## What you have to do
Word for word, quote all of the material, omitting the pictures.

## Dataset records
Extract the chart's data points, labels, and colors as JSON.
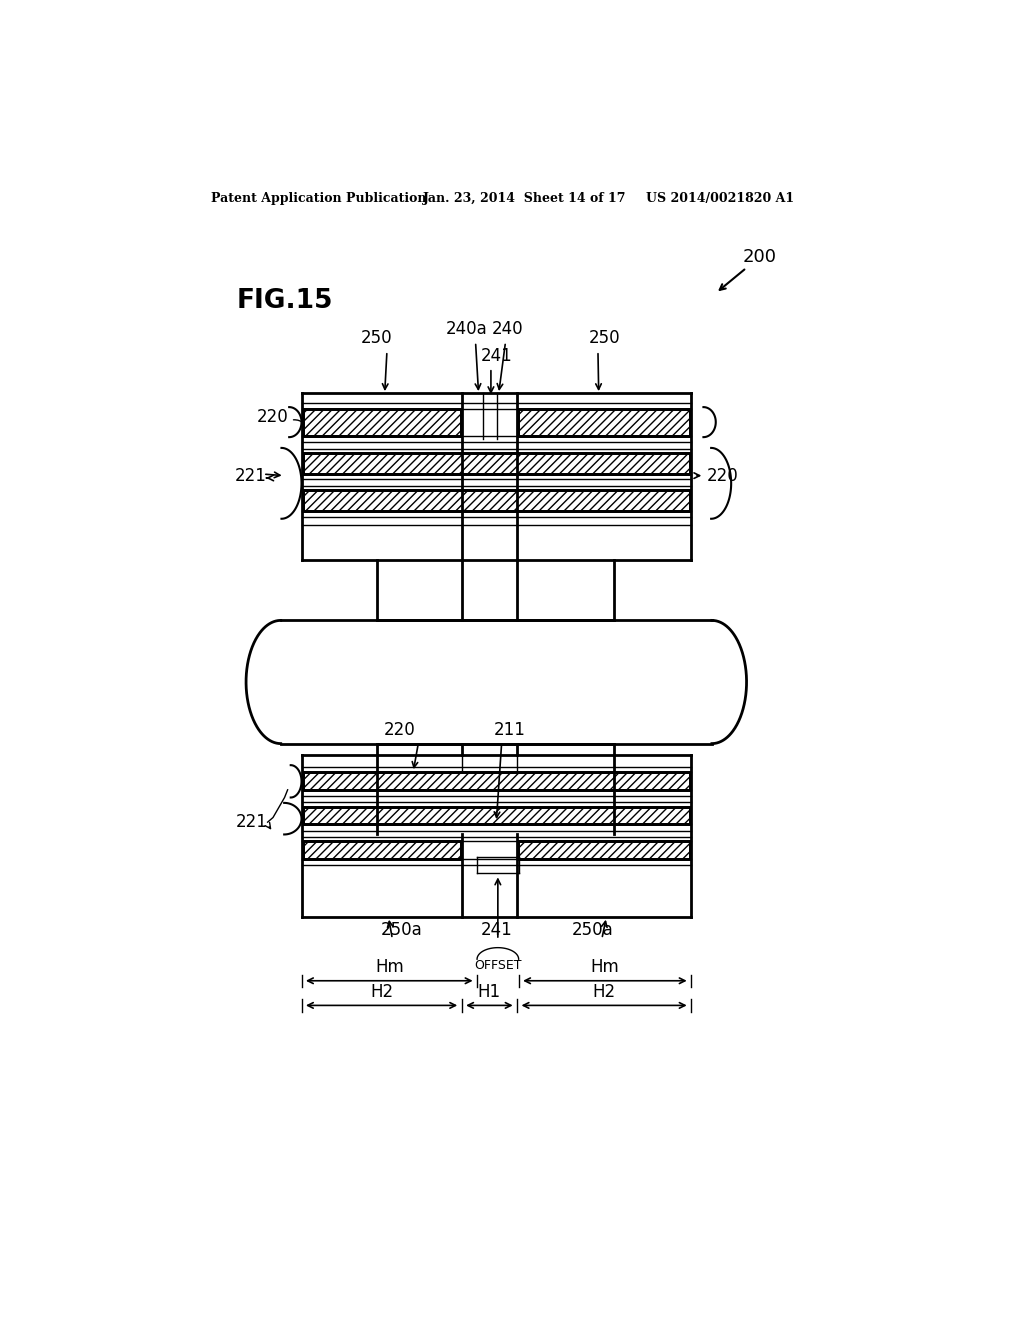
{
  "bg_color": "#ffffff",
  "header_text": "Patent Application Publication",
  "header_date": "Jan. 23, 2014  Sheet 14 of 17",
  "header_patent": "US 2014/0021820 A1",
  "fig_label": "FIG.15",
  "ref_200": "200",
  "label_250": "250",
  "label_240a": "240a",
  "label_240": "240",
  "label_241": "241",
  "label_220": "220",
  "label_221": "221",
  "label_211": "211",
  "label_250a": "250a",
  "label_Hm": "Hm",
  "label_OFFSET": "OFFSET",
  "label_H2": "H2",
  "label_H1": "H1"
}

## Finished answer
Extract the chart's data points, labels, and colors as JSON.
{
  "bg_color": "#ffffff",
  "header_text": "Patent Application Publication",
  "header_date": "Jan. 23, 2014  Sheet 14 of 17",
  "header_patent": "US 2014/0021820 A1",
  "fig_label": "FIG.15",
  "ref_200": "200",
  "label_250": "250",
  "label_240a": "240a",
  "label_240": "240",
  "label_241": "241",
  "label_220": "220",
  "label_221": "221",
  "label_211": "211",
  "label_250a": "250a",
  "label_Hm": "Hm",
  "label_OFFSET": "OFFSET",
  "label_H2": "H2",
  "label_H1": "H1"
}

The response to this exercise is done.